* [EXERCISE OBJECTIVE] Give back every line exactly as it appears, pictures excluded.

* [TASK DATA]

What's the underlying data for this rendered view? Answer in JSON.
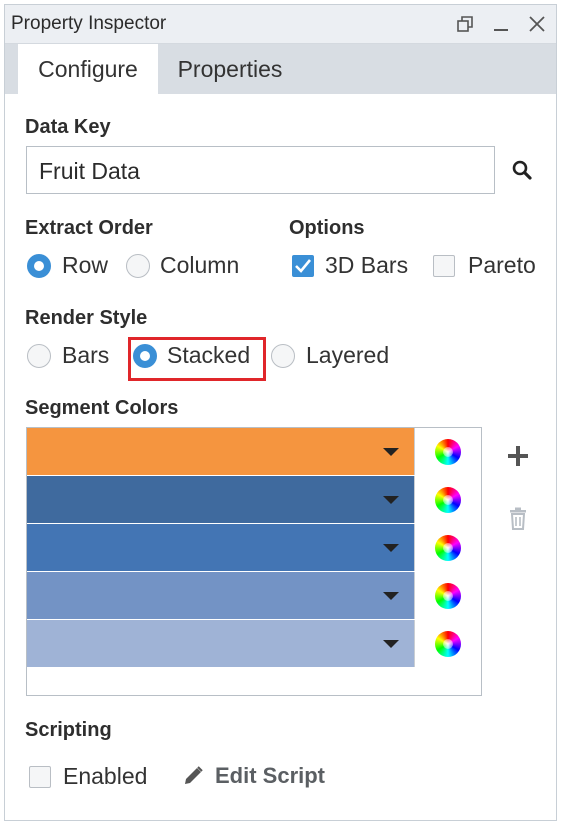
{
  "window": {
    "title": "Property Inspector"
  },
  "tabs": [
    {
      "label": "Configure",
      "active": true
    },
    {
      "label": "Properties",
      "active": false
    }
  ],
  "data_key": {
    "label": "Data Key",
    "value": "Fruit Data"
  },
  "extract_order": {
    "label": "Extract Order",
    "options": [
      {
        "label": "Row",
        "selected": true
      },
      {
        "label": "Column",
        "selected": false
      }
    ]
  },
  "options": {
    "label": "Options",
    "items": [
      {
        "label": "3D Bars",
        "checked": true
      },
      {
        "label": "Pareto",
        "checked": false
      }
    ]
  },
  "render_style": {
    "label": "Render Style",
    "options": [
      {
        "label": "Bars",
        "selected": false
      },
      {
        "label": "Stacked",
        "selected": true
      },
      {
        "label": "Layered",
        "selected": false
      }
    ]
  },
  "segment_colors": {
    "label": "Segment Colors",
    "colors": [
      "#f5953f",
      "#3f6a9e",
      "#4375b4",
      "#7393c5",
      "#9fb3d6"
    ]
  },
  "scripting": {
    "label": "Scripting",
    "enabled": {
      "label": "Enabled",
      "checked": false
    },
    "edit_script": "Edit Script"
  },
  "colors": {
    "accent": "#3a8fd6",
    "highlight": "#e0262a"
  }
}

* [WORKED ANSWER]
What's the underlying data for this rendered view? Answer in JSON.
{
  "window": {
    "title": "Property Inspector"
  },
  "tabs": [
    {
      "label": "Configure",
      "active": true
    },
    {
      "label": "Properties",
      "active": false
    }
  ],
  "data_key": {
    "label": "Data Key",
    "value": "Fruit Data"
  },
  "extract_order": {
    "label": "Extract Order",
    "options": [
      {
        "label": "Row",
        "selected": true
      },
      {
        "label": "Column",
        "selected": false
      }
    ]
  },
  "options": {
    "label": "Options",
    "items": [
      {
        "label": "3D Bars",
        "checked": true
      },
      {
        "label": "Pareto",
        "checked": false
      }
    ]
  },
  "render_style": {
    "label": "Render Style",
    "options": [
      {
        "label": "Bars",
        "selected": false
      },
      {
        "label": "Stacked",
        "selected": true
      },
      {
        "label": "Layered",
        "selected": false
      }
    ]
  },
  "segment_colors": {
    "label": "Segment Colors",
    "colors": [
      "#f5953f",
      "#3f6a9e",
      "#4375b4",
      "#7393c5",
      "#9fb3d6"
    ]
  },
  "scripting": {
    "label": "Scripting",
    "enabled": {
      "label": "Enabled",
      "checked": false
    },
    "edit_script": "Edit Script"
  },
  "colors": {
    "accent": "#3a8fd6",
    "highlight": "#e0262a"
  }
}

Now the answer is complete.